Start GIVEN TEXT

You can't hug a check


For most of my life, I have had a complicated relationship with money.

We weren’t poor. My parents paid for things. We were provided for. But money in our house was never neutral. It was watched. It was negotiated. It was weaponized.

My mother taught me early that the man controls the money. He decides. He approves. You justify the ask in order to be provided for. Don’t ask for too much. Don’t appear ungrateful.

She reinforced that lesson in quiet ways.

We would go school shopping and she would buy what I needed. But when she paid, I watched her write “groceries” in the checkbook. Sometimes she split the total into multiple checks to make the amounts look smaller. Afterward, she would lean toward me and say, “Don’t tell your father.”

If he was home when we returned, the bags stayed in the trunk. I wasn’t allowed to bring them inside until he left. Once they were in my room, I had to remove the tags so there would be no visible proof of cost hanging in my closet.

But he was always watching.

If I wore something new, he would narrow his eyes and ask, “When did you get that?”

In those moments, I felt trapped. Do I tell the truth and betray my mother? Or lie and risk being caught?

If I lied and he sensed it, the hitting would come. My mother would stay silent.

Money was never offered. It had to be requested, and requesting meant exposure.

My father controlled it completely. My mother deferred to him in everything financial. She would say, “Go ask your dad,” like it was neutral, but it felt like being sent into something dangerous.

I remember standing in the hallway rehearsing the sentence. How much would I need to not feel left out? How little could I ask for so I wouldn’t be mocked?

I decided to let him be in control of the amount “Dad. I need some money for my field trip, please.”

He reached for his wallet slowly. No smile. He pulled out a single dollar bill, snapped it between his fingers, and handed it to me.

“Don’t spend it all in one place.”

He knew it wasn’t enough. I knew it wasn’t enough.

Heat rushed to my face. Shame crawled up my neck. If I reacted, it would escalate. If I showed gratitude, I would betray myself. I started crying anyway.

“Don’t be so sensitive. I was just joking.”

I learned that asking was dangerous. That provision came with scrutiny. That silence was safer than truth.

Meanwhile, my father spent freely on himself — $300 wingtip shoes, custom monogrammed shirts, expensive suits, multiple cars. It was disorienting to be called “expensive” by the most expensive person in the house.

Over time, my body began reacting before my mind could catch up. Any conversation about money — spending it, asking for it, even receiving it — could trigger a surge of heat, a pounding heart, a sense of impending catastrophe. My nervous system didn’t think I was reviewing numbers; it thought I was being chased by a tiger.

This script replayed itself over and over throughout my life. And about ten years ago, I had had enough.

For Mother’s Day, the seven of us — my parents, my husband, our three children, and me — went to a steak restaurant because it was the only reservation available. When my mom told me where we were going, I immediately asked, “Are you sure Dad is okay with that? It’s expensive.” She assured me he was.

End GIVEN TEXT

=== STATED TASK 1 ===
In the records, reproduce the stretch from the line containing "search-input-wrap xyxy=(21,238,667,288)" through the line containing "dialog-title: Search for", swapping "Cancel" for "Dismiss" and leaving everything else unchanged.

Start EXTRACTED DATA

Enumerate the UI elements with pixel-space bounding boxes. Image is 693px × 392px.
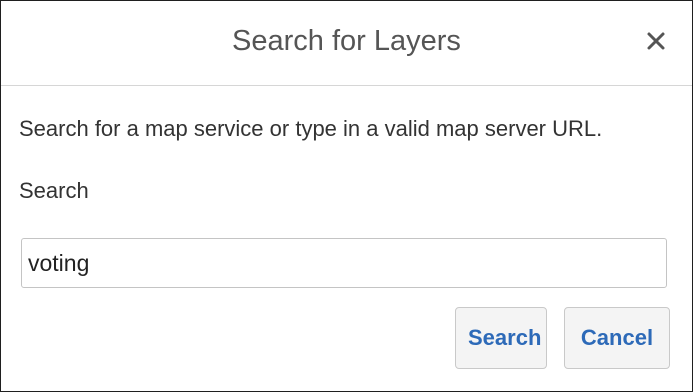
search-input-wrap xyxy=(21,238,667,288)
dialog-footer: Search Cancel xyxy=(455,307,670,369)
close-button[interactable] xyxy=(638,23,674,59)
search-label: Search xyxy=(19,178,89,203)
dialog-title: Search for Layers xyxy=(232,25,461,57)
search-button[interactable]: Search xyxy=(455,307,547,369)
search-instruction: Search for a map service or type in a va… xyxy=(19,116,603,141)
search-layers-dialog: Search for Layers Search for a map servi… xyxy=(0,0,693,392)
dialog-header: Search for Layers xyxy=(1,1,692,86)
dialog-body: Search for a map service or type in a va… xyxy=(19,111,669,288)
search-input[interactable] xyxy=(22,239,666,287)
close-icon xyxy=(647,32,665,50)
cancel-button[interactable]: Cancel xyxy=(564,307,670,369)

End EXTRACTED DATA

=== STATED TASK 2 ===
In the essay about money, what did the mother write in the checkbook when she paid for school shopping?

=== ANSWER 1 ===
search-input-wrap xyxy=(21,238,667,288)
dialog-footer: Search Dismiss xyxy=(455,307,670,369)
close-button[interactable] xyxy=(638,23,674,59)
search-label: Search xyxy=(19,178,89,203)
dialog-title: Search for Layers xyxy=(232,25,461,57)

=== ANSWER 2 ===
She wrote "groceries."